→ **Work to be completed**
Every record below is to be retyped exactly.

Start

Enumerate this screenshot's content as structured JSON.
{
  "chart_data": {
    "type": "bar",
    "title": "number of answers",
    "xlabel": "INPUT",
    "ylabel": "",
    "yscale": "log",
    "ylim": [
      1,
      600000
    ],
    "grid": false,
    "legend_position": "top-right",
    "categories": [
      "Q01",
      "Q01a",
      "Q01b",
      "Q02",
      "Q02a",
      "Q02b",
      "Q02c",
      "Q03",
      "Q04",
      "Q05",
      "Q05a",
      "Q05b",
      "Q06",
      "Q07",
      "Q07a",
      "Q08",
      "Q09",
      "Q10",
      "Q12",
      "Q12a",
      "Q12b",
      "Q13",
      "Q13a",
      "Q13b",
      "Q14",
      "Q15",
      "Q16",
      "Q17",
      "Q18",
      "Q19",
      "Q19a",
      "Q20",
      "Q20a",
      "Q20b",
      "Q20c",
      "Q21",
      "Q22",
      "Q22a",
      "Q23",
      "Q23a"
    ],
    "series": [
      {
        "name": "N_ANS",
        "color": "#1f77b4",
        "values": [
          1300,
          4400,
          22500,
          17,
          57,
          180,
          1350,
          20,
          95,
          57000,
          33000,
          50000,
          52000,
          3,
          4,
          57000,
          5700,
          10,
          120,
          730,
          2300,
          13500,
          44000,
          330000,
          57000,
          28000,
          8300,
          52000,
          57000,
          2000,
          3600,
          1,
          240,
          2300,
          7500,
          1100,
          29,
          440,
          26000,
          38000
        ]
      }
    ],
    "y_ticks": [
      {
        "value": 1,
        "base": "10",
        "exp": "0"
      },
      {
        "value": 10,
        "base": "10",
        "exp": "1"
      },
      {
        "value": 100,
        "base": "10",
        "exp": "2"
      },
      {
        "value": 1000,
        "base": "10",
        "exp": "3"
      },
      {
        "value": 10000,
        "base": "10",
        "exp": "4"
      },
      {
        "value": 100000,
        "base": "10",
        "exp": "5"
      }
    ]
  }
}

End

→ **Result for this task**
Enumerate this screenshot's content as structured JSON.
{
  "chart_data": {
    "type": "bar",
    "title": "number of answers",
    "xlabel": "INPUT",
    "ylabel": "",
    "yscale": "log",
    "ylim": [
      1,
      600000
    ],
    "grid": false,
    "legend_position": "top-right",
    "categories": [
      "Q01",
      "Q01a",
      "Q01b",
      "Q02",
      "Q02a",
      "Q02b",
      "Q02c",
      "Q03",
      "Q04",
      "Q05",
      "Q05a",
      "Q05b",
      "Q06",
      "Q07",
      "Q07a",
      "Q08",
      "Q09",
      "Q10",
      "Q12",
      "Q12a",
      "Q12b",
      "Q13",
      "Q13a",
      "Q13b",
      "Q14",
      "Q15",
      "Q16",
      "Q17",
      "Q18",
      "Q19",
      "Q19a",
      "Q20",
      "Q20a",
      "Q20b",
      "Q20c",
      "Q21",
      "Q22",
      "Q22a",
      "Q23",
      "Q23a"
    ],
    "series": [
      {
        "name": "N_ANS",
        "color": "#1f77b4",
        "values": [
          1300,
          4400,
          22500,
          17,
          57,
          180,
          1350,
          20,
          95,
          57000,
          33000,
          50000,
          52000,
          3,
          4,
          57000,
          5700,
          10,
          120,
          730,
          2300,
          13500,
          44000,
          330000,
          57000,
          28000,
          8300,
          52000,
          57000,
          2000,
          3600,
          1,
          240,
          2300,
          7500,
          1100,
          29,
          440,
          26000,
          38000
        ]
      }
    ],
    "y_ticks": [
      {
        "value": 1,
        "base": "10",
        "exp": "0"
      },
      {
        "value": 10,
        "base": "10",
        "exp": "1"
      },
      {
        "value": 100,
        "base": "10",
        "exp": "2"
      },
      {
        "value": 1000,
        "base": "10",
        "exp": "3"
      },
      {
        "value": 10000,
        "base": "10",
        "exp": "4"
      },
      {
        "value": 100000,
        "base": "10",
        "exp": "5"
      }
    ]
  }
}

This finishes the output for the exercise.